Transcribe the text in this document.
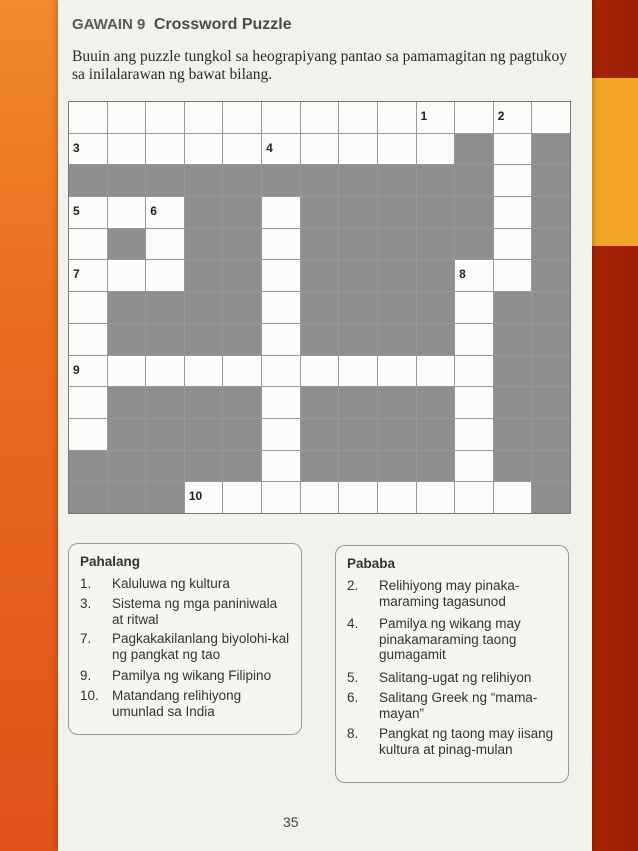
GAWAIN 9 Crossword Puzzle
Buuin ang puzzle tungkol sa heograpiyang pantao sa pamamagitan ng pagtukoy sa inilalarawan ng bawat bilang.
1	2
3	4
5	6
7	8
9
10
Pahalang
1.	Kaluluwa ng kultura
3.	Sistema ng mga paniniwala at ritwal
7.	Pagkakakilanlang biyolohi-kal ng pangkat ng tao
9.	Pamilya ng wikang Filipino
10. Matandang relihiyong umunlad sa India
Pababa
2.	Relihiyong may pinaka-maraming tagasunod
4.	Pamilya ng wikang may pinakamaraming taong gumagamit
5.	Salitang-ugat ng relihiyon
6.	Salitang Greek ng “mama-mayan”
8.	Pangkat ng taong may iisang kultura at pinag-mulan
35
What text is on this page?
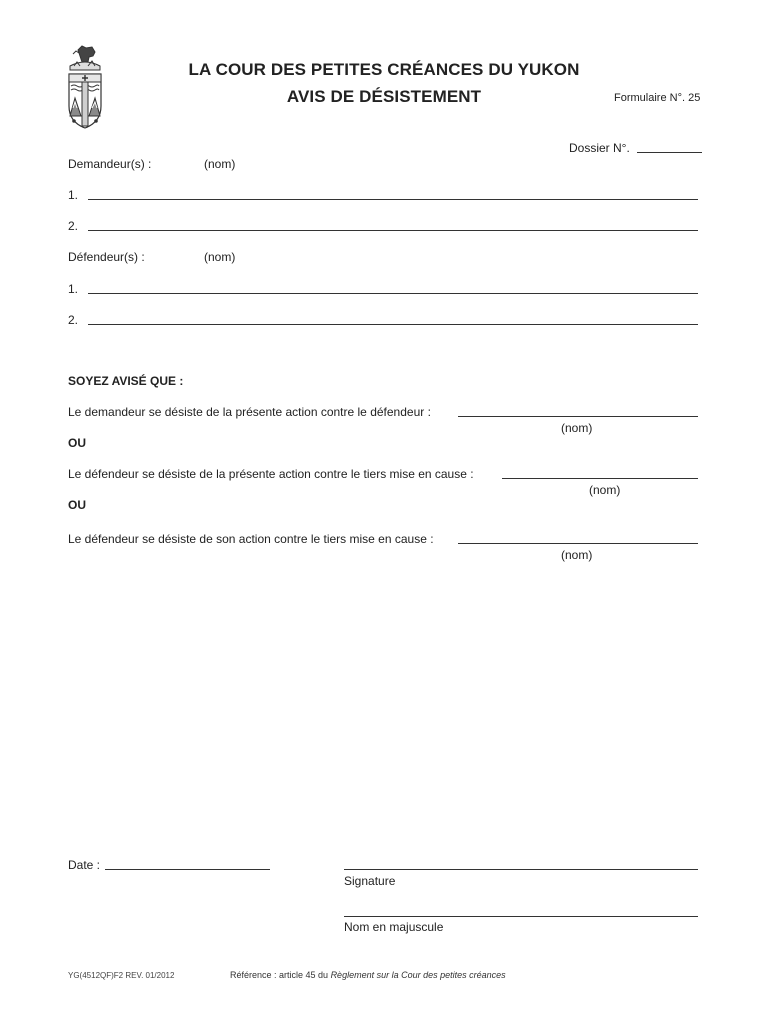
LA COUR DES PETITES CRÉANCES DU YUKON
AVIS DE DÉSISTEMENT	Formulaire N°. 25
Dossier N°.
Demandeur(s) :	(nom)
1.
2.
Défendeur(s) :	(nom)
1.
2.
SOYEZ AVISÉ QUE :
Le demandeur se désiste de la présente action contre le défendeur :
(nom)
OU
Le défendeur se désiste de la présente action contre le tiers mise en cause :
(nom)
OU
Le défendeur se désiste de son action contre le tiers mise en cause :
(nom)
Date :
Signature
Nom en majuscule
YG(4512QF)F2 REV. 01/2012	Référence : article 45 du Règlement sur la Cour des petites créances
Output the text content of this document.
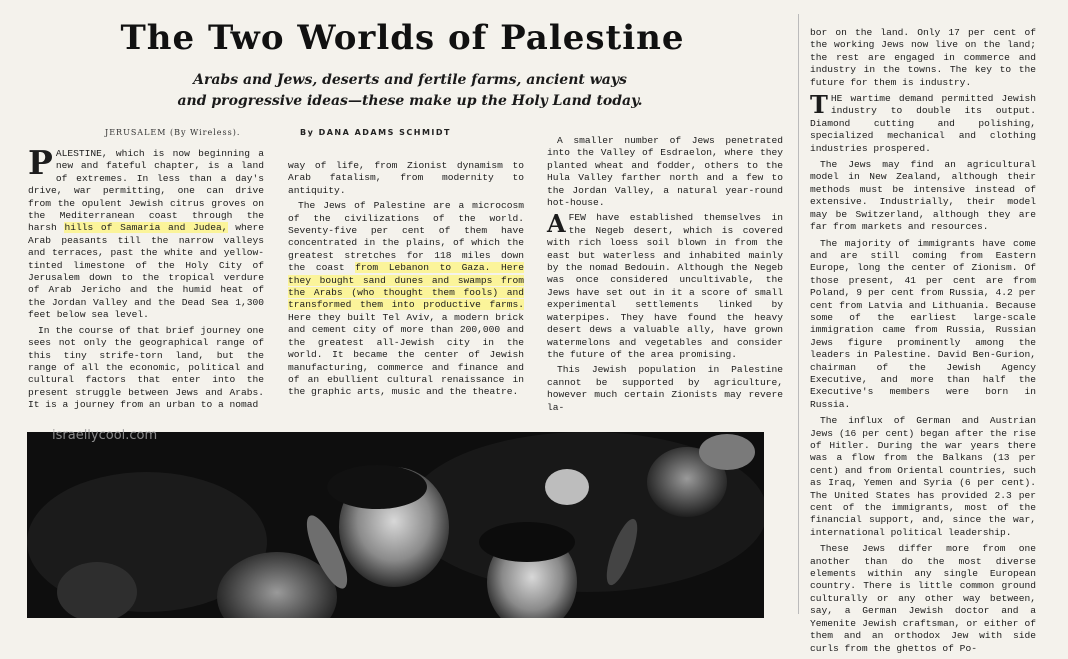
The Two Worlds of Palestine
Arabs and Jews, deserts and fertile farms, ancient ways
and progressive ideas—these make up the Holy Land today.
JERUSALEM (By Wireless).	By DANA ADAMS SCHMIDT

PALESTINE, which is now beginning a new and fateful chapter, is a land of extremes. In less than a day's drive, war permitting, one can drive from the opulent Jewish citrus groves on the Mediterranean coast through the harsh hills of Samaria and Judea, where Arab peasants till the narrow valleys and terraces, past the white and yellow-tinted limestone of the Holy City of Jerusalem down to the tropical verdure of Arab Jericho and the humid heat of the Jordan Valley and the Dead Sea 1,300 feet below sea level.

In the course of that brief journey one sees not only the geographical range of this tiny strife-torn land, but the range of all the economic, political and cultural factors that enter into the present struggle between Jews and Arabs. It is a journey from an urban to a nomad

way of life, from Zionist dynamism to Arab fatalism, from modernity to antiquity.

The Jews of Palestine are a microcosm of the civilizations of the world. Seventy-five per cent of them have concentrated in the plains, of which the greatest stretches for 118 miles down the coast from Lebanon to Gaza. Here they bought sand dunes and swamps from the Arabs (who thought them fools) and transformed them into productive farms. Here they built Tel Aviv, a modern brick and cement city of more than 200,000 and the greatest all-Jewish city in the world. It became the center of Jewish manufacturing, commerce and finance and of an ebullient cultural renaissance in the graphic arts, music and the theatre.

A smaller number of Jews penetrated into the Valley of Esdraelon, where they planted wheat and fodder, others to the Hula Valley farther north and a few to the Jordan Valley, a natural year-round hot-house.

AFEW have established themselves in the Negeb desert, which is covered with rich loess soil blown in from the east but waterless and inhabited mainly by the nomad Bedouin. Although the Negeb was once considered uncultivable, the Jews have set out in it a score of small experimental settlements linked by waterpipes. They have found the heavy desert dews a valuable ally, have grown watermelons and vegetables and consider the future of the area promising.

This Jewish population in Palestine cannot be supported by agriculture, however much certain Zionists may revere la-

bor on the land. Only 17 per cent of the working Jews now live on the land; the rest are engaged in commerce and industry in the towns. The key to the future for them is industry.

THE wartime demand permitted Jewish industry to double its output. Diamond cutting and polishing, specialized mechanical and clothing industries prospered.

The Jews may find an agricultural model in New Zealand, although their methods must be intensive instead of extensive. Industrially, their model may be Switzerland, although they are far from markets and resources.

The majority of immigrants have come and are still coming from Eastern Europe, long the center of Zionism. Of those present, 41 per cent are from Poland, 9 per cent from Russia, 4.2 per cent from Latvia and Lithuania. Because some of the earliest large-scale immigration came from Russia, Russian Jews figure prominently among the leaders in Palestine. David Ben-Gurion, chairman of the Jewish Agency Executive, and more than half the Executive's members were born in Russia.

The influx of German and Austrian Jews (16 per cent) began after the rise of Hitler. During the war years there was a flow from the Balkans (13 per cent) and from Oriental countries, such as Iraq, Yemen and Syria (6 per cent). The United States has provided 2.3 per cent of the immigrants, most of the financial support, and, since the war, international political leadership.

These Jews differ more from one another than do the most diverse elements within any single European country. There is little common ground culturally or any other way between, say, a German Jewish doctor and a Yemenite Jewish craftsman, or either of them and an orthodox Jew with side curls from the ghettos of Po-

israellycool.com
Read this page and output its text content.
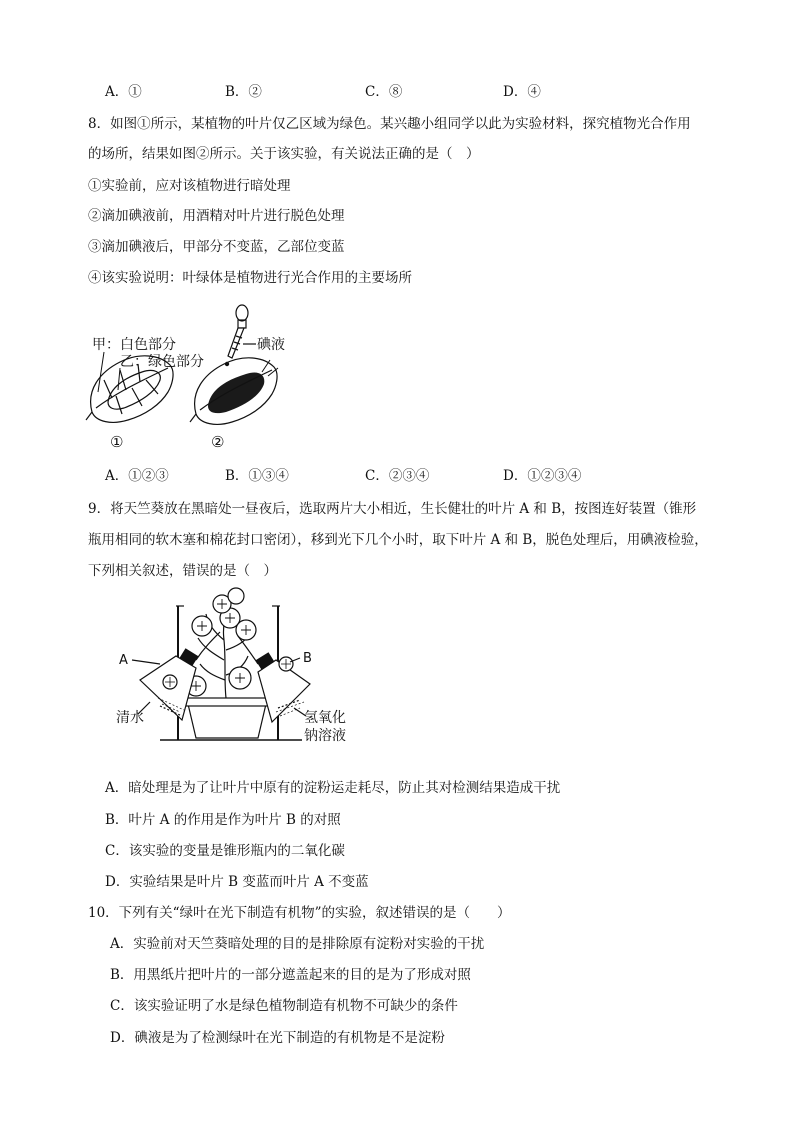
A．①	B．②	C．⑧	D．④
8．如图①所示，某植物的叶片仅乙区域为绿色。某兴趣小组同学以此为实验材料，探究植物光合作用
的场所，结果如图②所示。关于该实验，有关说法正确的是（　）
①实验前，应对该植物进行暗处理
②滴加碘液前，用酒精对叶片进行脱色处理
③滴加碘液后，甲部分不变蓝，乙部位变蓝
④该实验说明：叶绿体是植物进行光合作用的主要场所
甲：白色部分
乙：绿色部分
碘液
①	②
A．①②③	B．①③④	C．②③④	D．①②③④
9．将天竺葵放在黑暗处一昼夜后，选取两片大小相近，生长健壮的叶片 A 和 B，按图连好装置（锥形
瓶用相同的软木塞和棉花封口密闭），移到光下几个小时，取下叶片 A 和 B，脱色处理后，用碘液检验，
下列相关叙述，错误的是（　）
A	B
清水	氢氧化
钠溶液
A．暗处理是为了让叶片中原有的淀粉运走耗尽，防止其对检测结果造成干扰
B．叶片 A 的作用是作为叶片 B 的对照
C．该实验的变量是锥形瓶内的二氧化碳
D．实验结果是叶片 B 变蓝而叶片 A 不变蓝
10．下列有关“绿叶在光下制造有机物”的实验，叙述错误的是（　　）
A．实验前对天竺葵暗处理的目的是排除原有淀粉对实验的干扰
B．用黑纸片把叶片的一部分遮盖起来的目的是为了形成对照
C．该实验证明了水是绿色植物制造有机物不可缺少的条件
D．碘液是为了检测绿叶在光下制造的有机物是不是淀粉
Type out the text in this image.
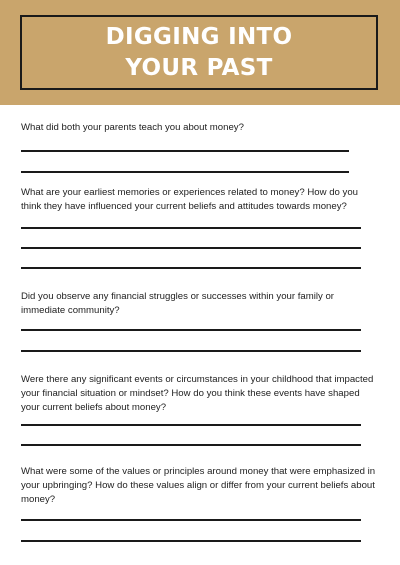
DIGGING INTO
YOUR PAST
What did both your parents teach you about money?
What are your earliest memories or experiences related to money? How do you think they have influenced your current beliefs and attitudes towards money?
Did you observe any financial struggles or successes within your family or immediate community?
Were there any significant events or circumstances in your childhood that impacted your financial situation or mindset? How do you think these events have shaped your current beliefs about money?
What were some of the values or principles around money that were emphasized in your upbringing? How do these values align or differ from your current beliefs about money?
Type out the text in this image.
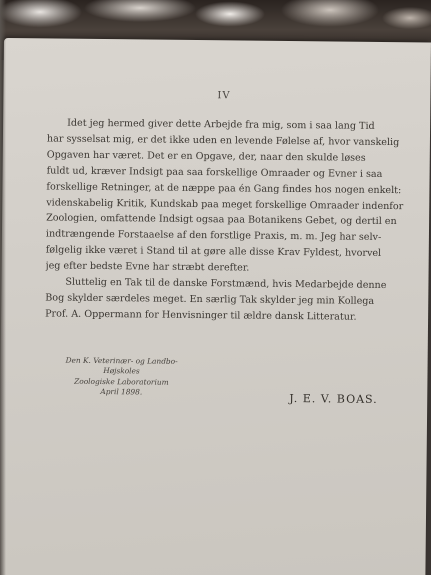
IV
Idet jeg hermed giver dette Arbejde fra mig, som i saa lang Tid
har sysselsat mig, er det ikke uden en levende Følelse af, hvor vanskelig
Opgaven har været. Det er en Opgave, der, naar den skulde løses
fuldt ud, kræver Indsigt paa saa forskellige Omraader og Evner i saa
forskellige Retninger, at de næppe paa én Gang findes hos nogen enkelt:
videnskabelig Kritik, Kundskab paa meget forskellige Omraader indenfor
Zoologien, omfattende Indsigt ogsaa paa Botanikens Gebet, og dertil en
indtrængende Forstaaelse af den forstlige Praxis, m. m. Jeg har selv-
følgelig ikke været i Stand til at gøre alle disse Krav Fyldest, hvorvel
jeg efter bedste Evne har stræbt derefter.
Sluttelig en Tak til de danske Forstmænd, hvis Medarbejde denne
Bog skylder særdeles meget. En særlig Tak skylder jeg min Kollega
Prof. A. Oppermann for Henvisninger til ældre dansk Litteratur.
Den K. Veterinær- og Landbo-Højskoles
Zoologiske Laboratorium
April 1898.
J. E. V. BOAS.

****************************************

WHAT THE TASK REQUIRES:
Every line should be retyped exactly, with the pictures omitted.

REPLY TO THE TASK:
Transcribe the text in this document.
GAWAIN 9 Crossword Puzzle
Buuin ang puzzle tungkol sa heograpiyang pantao sa pamamagitan ng pagtukoy sa inilalarawan ng bawat bilang.
1	2
3	4
5	6
7	8
9
10
Pahalang
1.	Kaluluwa ng kultura
3.	Sistema ng mga paniniwala at ritwal
7.	Pagkakakilanlang biyolohi-kal ng pangkat ng tao
9.	Pamilya ng wikang Filipino
10. Matandang relihiyong umunlad sa India
Pababa
2.	Relihiyong may pinaka-maraming tagasunod
4.	Pamilya ng wikang may pinakamaraming taong gumagamit
5.	Salitang-ugat ng relihiyon
6.	Salitang Greek ng “mama-mayan”
8.	Pangkat ng taong may iisang kultura at pinag-mulan
35
What text is on this page?
LA COUR DES PETITES CRÉANCES DU YUKON
AVIS DE DÉSISTEMENT	Formulaire N°. 25
Dossier N°.
Demandeur(s) :	(nom)
1.
2.
Défendeur(s) :	(nom)
1.
2.
SOYEZ AVISÉ QUE :
Le demandeur se désiste de la présente action contre le défendeur :
(nom)
OU
Le défendeur se désiste de la présente action contre le tiers mise en cause :
(nom)
OU
Le défendeur se désiste de son action contre le tiers mise en cause :
(nom)
Date :
Signature
Nom en majuscule
YG(4512QF)F2 REV. 01/2012	Référence : article 45 du Règlement sur la Cour des petites créances
Output the text content of this document.
The Two Worlds of Palestine
Arabs and Jews, deserts and fertile farms, ancient ways
and progressive ideas—these make up the Holy Land today.
JERUSALEM (By Wireless).	By DANA ADAMS SCHMIDT

PALESTINE, which is now beginning a new and fateful chapter, is a land of extremes. In less than a day's drive, war permitting, one can drive from the opulent Jewish citrus groves on the Mediterranean coast through the harsh hills of Samaria and Judea, where Arab peasants till the narrow valleys and terraces, past the white and yellow-tinted limestone of the Holy City of Jerusalem down to the tropical verdure of Arab Jericho and the humid heat of the Jordan Valley and the Dead Sea 1,300 feet below sea level.

In the course of that brief journey one sees not only the geographical range of this tiny strife-torn land, but the range of all the economic, political and cultural factors that enter into the present struggle between Jews and Arabs. It is a journey from an urban to a nomad

way of life, from Zionist dynamism to Arab fatalism, from modernity to antiquity.

The Jews of Palestine are a microcosm of the civilizations of the world. Seventy-five per cent of them have concentrated in the plains, of which the greatest stretches for 118 miles down the coast from Lebanon to Gaza. Here they bought sand dunes and swamps from the Arabs (who thought them fools) and transformed them into productive farms. Here they built Tel Aviv, a modern brick and cement city of more than 200,000 and the greatest all-Jewish city in the world. It became the center of Jewish manufacturing, commerce and finance and of an ebullient cultural renaissance in the graphic arts, music and the theatre.

A smaller number of Jews penetrated into the Valley of Esdraelon, where they planted wheat and fodder, others to the Hula Valley farther north and a few to the Jordan Valley, a natural year-round hot-house.

AFEW have established themselves in the Negeb desert, which is covered with rich loess soil blown in from the east but waterless and inhabited mainly by the nomad Bedouin. Although the Negeb was once considered uncultivable, the Jews have set out in it a score of small experimental settlements linked by waterpipes. They have found the heavy desert dews a valuable ally, have grown watermelons and vegetables and consider the future of the area promising.

This Jewish population in Palestine cannot be supported by agriculture, however much certain Zionists may revere la-

bor on the land. Only 17 per cent of the working Jews now live on the land; the rest are engaged in commerce and industry in the towns. The key to the future for them is industry.

THE wartime demand permitted Jewish industry to double its output. Diamond cutting and polishing, specialized mechanical and clothing industries prospered.

The Jews may find an agricultural model in New Zealand, although their methods must be intensive instead of extensive. Industrially, their model may be Switzerland, although they are far from markets and resources.

The majority of immigrants have come and are still coming from Eastern Europe, long the center of Zionism. Of those present, 41 per cent are from Poland, 9 per cent from Russia, 4.2 per cent from Latvia and Lithuania. Because some of the earliest large-scale immigration came from Russia, Russian Jews figure prominently among the leaders in Palestine. David Ben-Gurion, chairman of the Jewish Agency Executive, and more than half the Executive's members were born in Russia.

The influx of German and Austrian Jews (16 per cent) began after the rise of Hitler. During the war years there was a flow from the Balkans (13 per cent) and from Oriental countries, such as Iraq, Yemen and Syria (6 per cent). The United States has provided 2.3 per cent of the immigrants, most of the financial support, and, since the war, international political leadership.

These Jews differ more from one another than do the most diverse elements within any single European country. There is little common ground culturally or any other way between, say, a German Jewish doctor and a Yemenite Jewish craftsman, or either of them and an orthodox Jew with side curls from the ghettos of Po-

israellycool.com
Read this page and output its text content.
A．①	B．②	C．⑧	D．④
8．如图①所示，某植物的叶片仅乙区域为绿色。某兴趣小组同学以此为实验材料，探究植物光合作用
的场所，结果如图②所示。关于该实验，有关说法正确的是（　）
①实验前，应对该植物进行暗处理
②滴加碘液前，用酒精对叶片进行脱色处理
③滴加碘液后，甲部分不变蓝，乙部位变蓝
④该实验说明：叶绿体是植物进行光合作用的主要场所
甲：白色部分
乙：绿色部分
碘液
①	②
A．①②③	B．①③④	C．②③④	D．①②③④
9．将天竺葵放在黑暗处一昼夜后，选取两片大小相近，生长健壮的叶片 A 和 B，按图连好装置（锥形
瓶用相同的软木塞和棉花封口密闭），移到光下几个小时，取下叶片 A 和 B，脱色处理后，用碘液检验，
下列相关叙述，错误的是（　）
A	B
清水	氢氧化
钠溶液
A．暗处理是为了让叶片中原有的淀粉运走耗尽，防止其对检测结果造成干扰
B．叶片 A 的作用是作为叶片 B 的对照
C．该实验的变量是锥形瓶内的二氧化碳
D．实验结果是叶片 B 变蓝而叶片 A 不变蓝
10．下列有关“绿叶在光下制造有机物”的实验，叙述错误的是（　　）
A．实验前对天竺葵暗处理的目的是排除原有淀粉对实验的干扰
B．用黑纸片把叶片的一部分遮盖起来的目的是为了形成对照
C．该实验证明了水是绿色植物制造有机物不可缺少的条件
D．碘液是为了检测绿叶在光下制造的有机物是不是淀粉
Type out the text in this image.
DIGGING INTO
YOUR PAST
What did both your parents teach you about money?
What are your earliest memories or experiences related to money? How do you think they have influenced your current beliefs and attitudes towards money?
Did you observe any financial struggles or successes within your family or immediate community?
Were there any significant events or circumstances in your childhood that impacted your financial situation or mindset? How do you think these events have shaped your current beliefs about money?
What were some of the values or principles around money that were emphasized in your upbringing? How do these values align or differ from your current beliefs about money?
Type out the text in this image.
IV
Idet jeg hermed giver dette Arbejde fra mig, som i saa lang Tid
har sysselsat mig, er det ikke uden en levende Følelse af, hvor vanskelig
Opgaven har været. Det er en Opgave, der, naar den skulde løses
fuldt ud, kræver Indsigt paa saa forskellige Omraader og Evner i saa
forskellige Retninger, at de næppe paa én Gang findes hos nogen enkelt:
videnskabelig Kritik, Kundskab paa meget forskellige Omraader indenfor
Zoologien, omfattende Indsigt ogsaa paa Botanikens Gebet, og dertil en
indtrængende Forstaaelse af den forstlige Praxis, m. m. Jeg har selv-
følgelig ikke været i Stand til at gøre alle disse Krav Fyldest, hvorvel
jeg efter bedste Evne har stræbt derefter.
Sluttelig en Tak til de danske Forstmænd, hvis Medarbejde denne
Bog skylder særdeles meget. En særlig Tak skylder jeg min Kollega
Prof. A. Oppermann for Henvisninger til ældre dansk Litteratur.
Den K. Veterinær- og Landbo-Højskoles
Zoologiske Laboratorium
April 1898.
J. E. V. BOAS.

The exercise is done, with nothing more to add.